WHAT TO WORK ON
Transcribe the whole listing below without changing a word, but leave out every image.

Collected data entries
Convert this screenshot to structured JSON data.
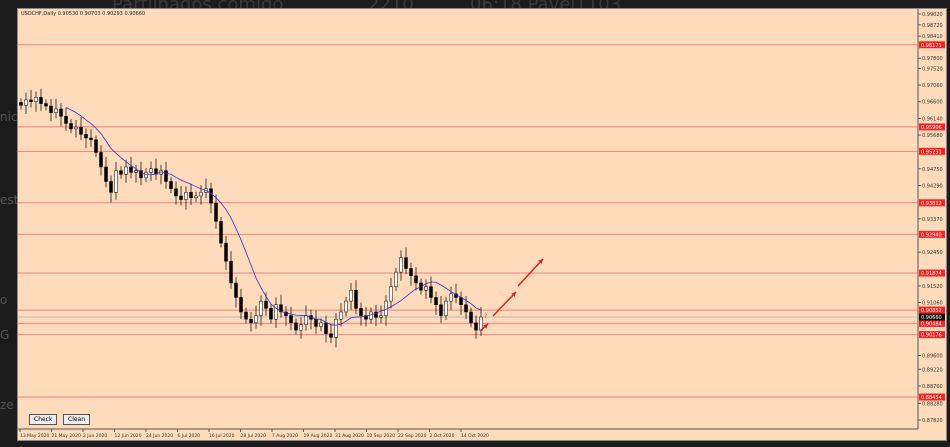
{
  "background": {
    "texts": [
      "Partilhados comigo",
      "2210",
      "06:18 Pavel1103"
    ],
    "side": [
      "nic",
      "est",
      "o",
      "G",
      "ze"
    ]
  },
  "window": {
    "title": "USDCHF,Daily  0.90530 0.90703 0.90293 0.90660"
  },
  "buttons": {
    "check": "Check",
    "clean": "Clean"
  },
  "colors": {
    "background": "#fedcbb",
    "level_line": "#f08080",
    "label_bg": "#ff2020",
    "ma": "#3030d0",
    "arrow": "#e02020"
  },
  "chart_data": {
    "type": "candlestick",
    "symbol": "USDCHF",
    "timeframe": "Daily",
    "ylim": [
      0.8782,
      0.9902
    ],
    "y_ticks": [
      "0.99020",
      "0.98720",
      "0.98410",
      "0.97800",
      "0.97520",
      "0.97060",
      "0.96600",
      "0.96140",
      "0.95680",
      "0.94750",
      "0.94290",
      "0.93370",
      "0.92450",
      "0.91520",
      "0.91060",
      "0.89600",
      "0.89220",
      "0.88760",
      "0.88280",
      "0.87820"
    ],
    "x_ticks": [
      "13 May 2020",
      "21 May 2020",
      "2 Jun 2020",
      "12 Jun 2020",
      "24 Jun 2020",
      "6 Jul 2020",
      "16 Jul 2020",
      "28 Jul 2020",
      "7 Aug 2020",
      "19 Aug 2020",
      "31 Aug 2020",
      "10 Sep 2020",
      "22 Sep 2020",
      "2 Oct 2020",
      "14 Oct 2020"
    ],
    "levels": [
      "0.98171",
      "0.95906",
      "0.95231",
      "0.93812",
      "0.92940",
      "0.91874",
      "0.90852",
      "0.90484",
      "0.90176",
      "0.88454"
    ],
    "current_price": "0.90660",
    "closes": [
      0.965,
      0.9665,
      0.966,
      0.9672,
      0.9655,
      0.9648,
      0.963,
      0.964,
      0.962,
      0.96,
      0.9585,
      0.959,
      0.957,
      0.956,
      0.9555,
      0.952,
      0.948,
      0.944,
      0.941,
      0.947,
      0.946,
      0.948,
      0.9465,
      0.947,
      0.945,
      0.9465,
      0.9475,
      0.946,
      0.947,
      0.944,
      0.942,
      0.94,
      0.939,
      0.941,
      0.9395,
      0.94,
      0.941,
      0.942,
      0.938,
      0.933,
      0.927,
      0.922,
      0.916,
      0.912,
      0.908,
      0.906,
      0.905,
      0.907,
      0.911,
      0.909,
      0.906,
      0.91,
      0.908,
      0.907,
      0.905,
      0.903,
      0.9045,
      0.907,
      0.906,
      0.904,
      0.905,
      0.902,
      0.901,
      0.906,
      0.908,
      0.911,
      0.914,
      0.909,
      0.907,
      0.906,
      0.908,
      0.9065,
      0.907,
      0.911,
      0.915,
      0.919,
      0.923,
      0.92,
      0.918,
      0.916,
      0.914,
      0.915,
      0.912,
      0.91,
      0.907,
      0.911,
      0.913,
      0.912,
      0.91,
      0.908,
      0.905,
      0.903,
      0.9066
    ],
    "annotation": "?"
  }
}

PROBLEM SOLUTION
Convert this screenshot to structured JSON data.
{
  "background": {
    "texts": [
      "Partilhados comigo",
      "2210",
      "06:18 Pavel1103"
    ],
    "side": [
      "nic",
      "est",
      "o",
      "G",
      "ze"
    ]
  },
  "window": {
    "title": "USDCHF,Daily  0.90530 0.90703 0.90293 0.90660"
  },
  "buttons": {
    "check": "Check",
    "clean": "Clean"
  },
  "colors": {
    "background": "#fedcbb",
    "level_line": "#f08080",
    "label_bg": "#ff2020",
    "ma": "#3030d0",
    "arrow": "#e02020"
  },
  "chart_data": {
    "type": "candlestick",
    "symbol": "USDCHF",
    "timeframe": "Daily",
    "ylim": [
      0.8782,
      0.9902
    ],
    "y_ticks": [
      "0.99020",
      "0.98720",
      "0.98410",
      "0.97800",
      "0.97520",
      "0.97060",
      "0.96600",
      "0.96140",
      "0.95680",
      "0.94750",
      "0.94290",
      "0.93370",
      "0.92450",
      "0.91520",
      "0.91060",
      "0.89600",
      "0.89220",
      "0.88760",
      "0.88280",
      "0.87820"
    ],
    "x_ticks": [
      "13 May 2020",
      "21 May 2020",
      "2 Jun 2020",
      "12 Jun 2020",
      "24 Jun 2020",
      "6 Jul 2020",
      "16 Jul 2020",
      "28 Jul 2020",
      "7 Aug 2020",
      "19 Aug 2020",
      "31 Aug 2020",
      "10 Sep 2020",
      "22 Sep 2020",
      "2 Oct 2020",
      "14 Oct 2020"
    ],
    "levels": [
      "0.98171",
      "0.95906",
      "0.95231",
      "0.93812",
      "0.92940",
      "0.91874",
      "0.90852",
      "0.90484",
      "0.90176",
      "0.88454"
    ],
    "current_price": "0.90660",
    "closes": [
      0.965,
      0.9665,
      0.966,
      0.9672,
      0.9655,
      0.9648,
      0.963,
      0.964,
      0.962,
      0.96,
      0.9585,
      0.959,
      0.957,
      0.956,
      0.9555,
      0.952,
      0.948,
      0.944,
      0.941,
      0.947,
      0.946,
      0.948,
      0.9465,
      0.947,
      0.945,
      0.9465,
      0.9475,
      0.946,
      0.947,
      0.944,
      0.942,
      0.94,
      0.939,
      0.941,
      0.9395,
      0.94,
      0.941,
      0.942,
      0.938,
      0.933,
      0.927,
      0.922,
      0.916,
      0.912,
      0.908,
      0.906,
      0.905,
      0.907,
      0.911,
      0.909,
      0.906,
      0.91,
      0.908,
      0.907,
      0.905,
      0.903,
      0.9045,
      0.907,
      0.906,
      0.904,
      0.905,
      0.902,
      0.901,
      0.906,
      0.908,
      0.911,
      0.914,
      0.909,
      0.907,
      0.906,
      0.908,
      0.9065,
      0.907,
      0.911,
      0.915,
      0.919,
      0.923,
      0.92,
      0.918,
      0.916,
      0.914,
      0.915,
      0.912,
      0.91,
      0.907,
      0.911,
      0.913,
      0.912,
      0.91,
      0.908,
      0.905,
      0.903,
      0.9066
    ],
    "annotation": "?"
  }
}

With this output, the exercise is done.